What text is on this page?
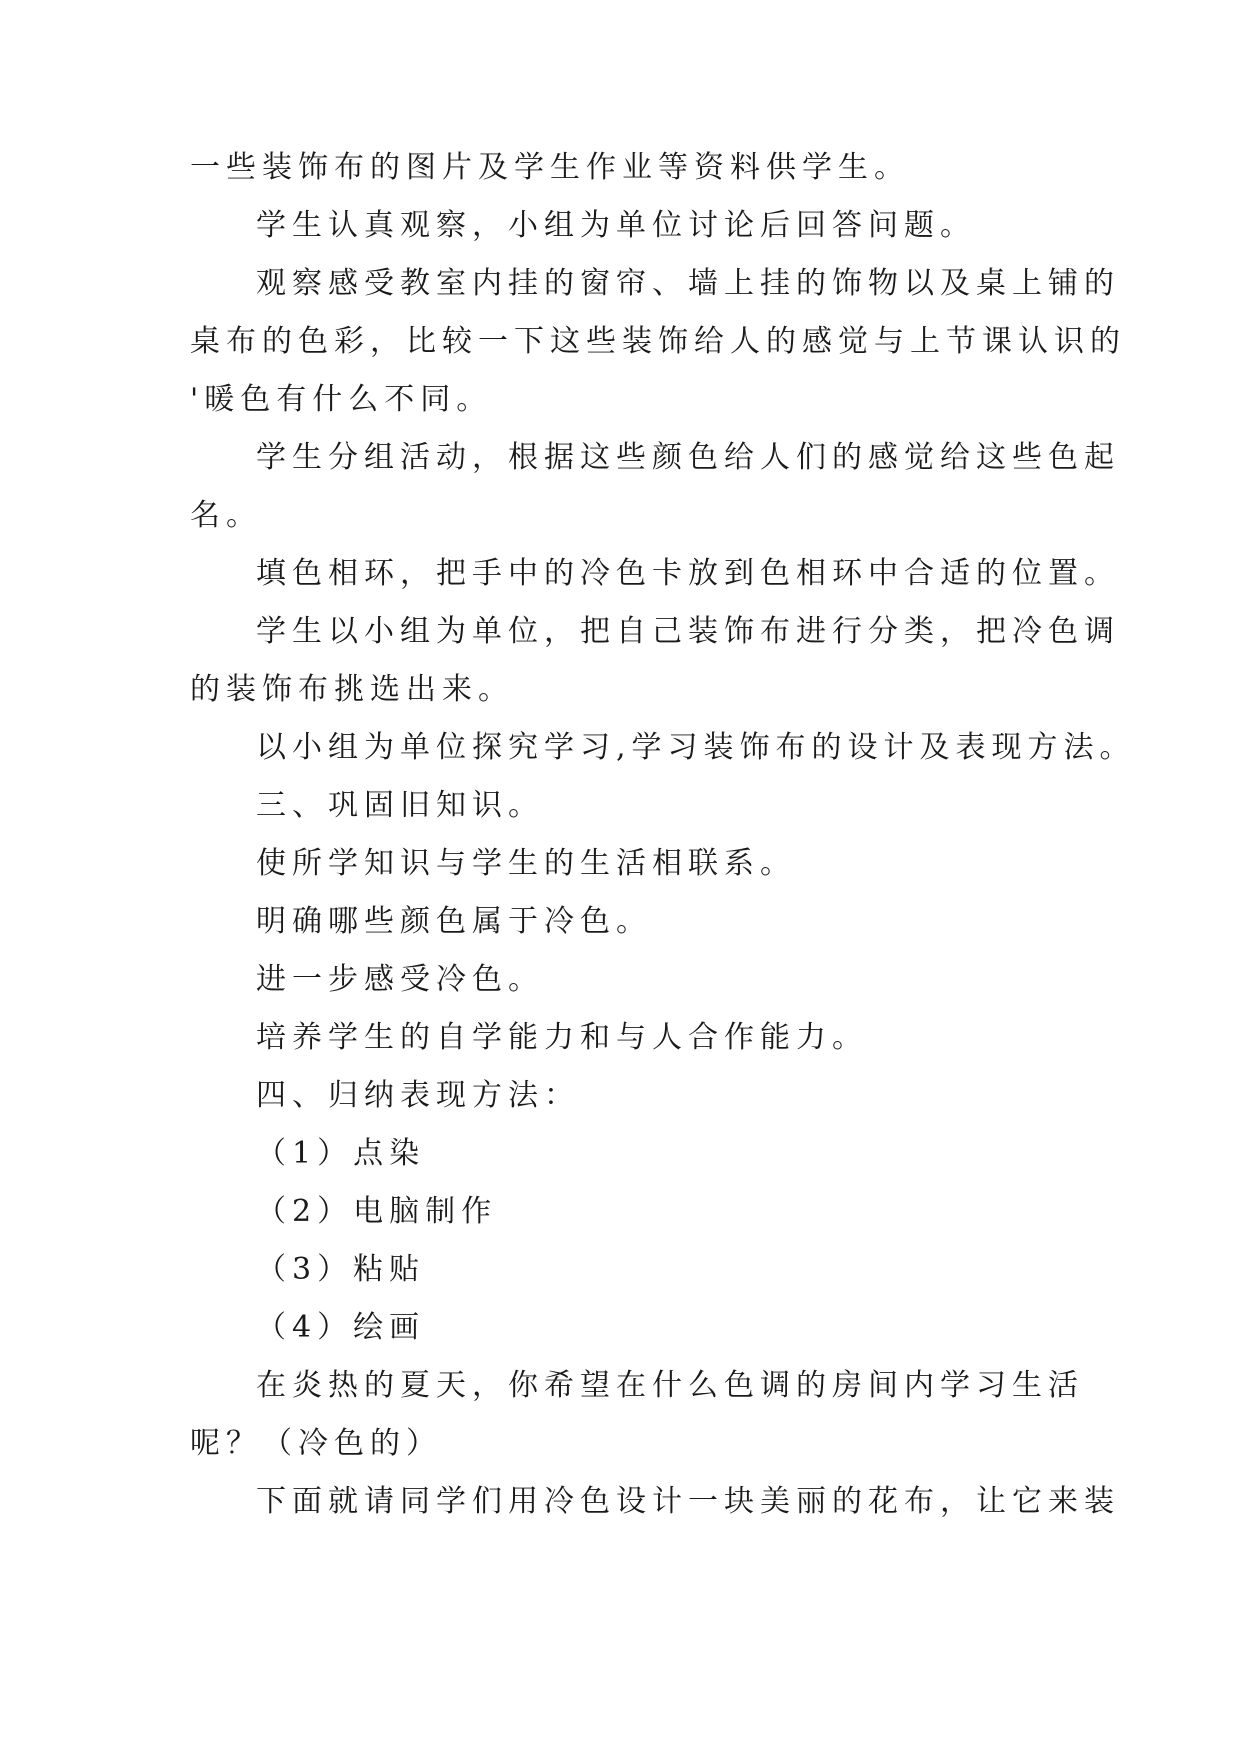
一些装饰布的图片及学生作业等资料供学生。
学生认真观察，小组为单位讨论后回答问题。
观察感受教室内挂的窗帘、墙上挂的饰物以及桌上铺的
桌布的色彩，比较一下这些装饰给人的感觉与上节课认识的
'暖色有什么不同。
学生分组活动，根据这些颜色给人们的感觉给这些色起
名。
填色相环，把手中的冷色卡放到色相环中合适的位置。
学生以小组为单位，把自己装饰布进行分类，把冷色调
的装饰布挑选出来。
以小组为单位探究学习,学习装饰布的设计及表现方法。
三、巩固旧知识。
使所学知识与学生的生活相联系。
明确哪些颜色属于冷色。
进一步感受冷色。
培养学生的自学能力和与人合作能力。
四、归纳表现方法：
（1）点染
（2）电脑制作
（3）粘贴
（4）绘画
在炎热的夏天，你希望在什么色调的房间内学习生活
呢？（冷色的）
下面就请同学们用冷色设计一块美丽的花布，让它来装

§ What the exercise asks
Print each record exactly as it stands, leaving the images out.

§ The result
What text is on this page?
一些装饰布的图片及学生作业等资料供学生。
学生认真观察，小组为单位讨论后回答问题。
观察感受教室内挂的窗帘、墙上挂的饰物以及桌上铺的
桌布的色彩，比较一下这些装饰给人的感觉与上节课认识的
'暖色有什么不同。
学生分组活动，根据这些颜色给人们的感觉给这些色起
名。
填色相环，把手中的冷色卡放到色相环中合适的位置。
学生以小组为单位，把自己装饰布进行分类，把冷色调
的装饰布挑选出来。
以小组为单位探究学习,学习装饰布的设计及表现方法。
三、巩固旧知识。
使所学知识与学生的生活相联系。
明确哪些颜色属于冷色。
进一步感受冷色。
培养学生的自学能力和与人合作能力。
四、归纳表现方法：
（1）点染
（2）电脑制作
（3）粘贴
（4）绘画
在炎热的夏天，你希望在什么色调的房间内学习生活
呢？（冷色的）
下面就请同学们用冷色设计一块美丽的花布，让它来装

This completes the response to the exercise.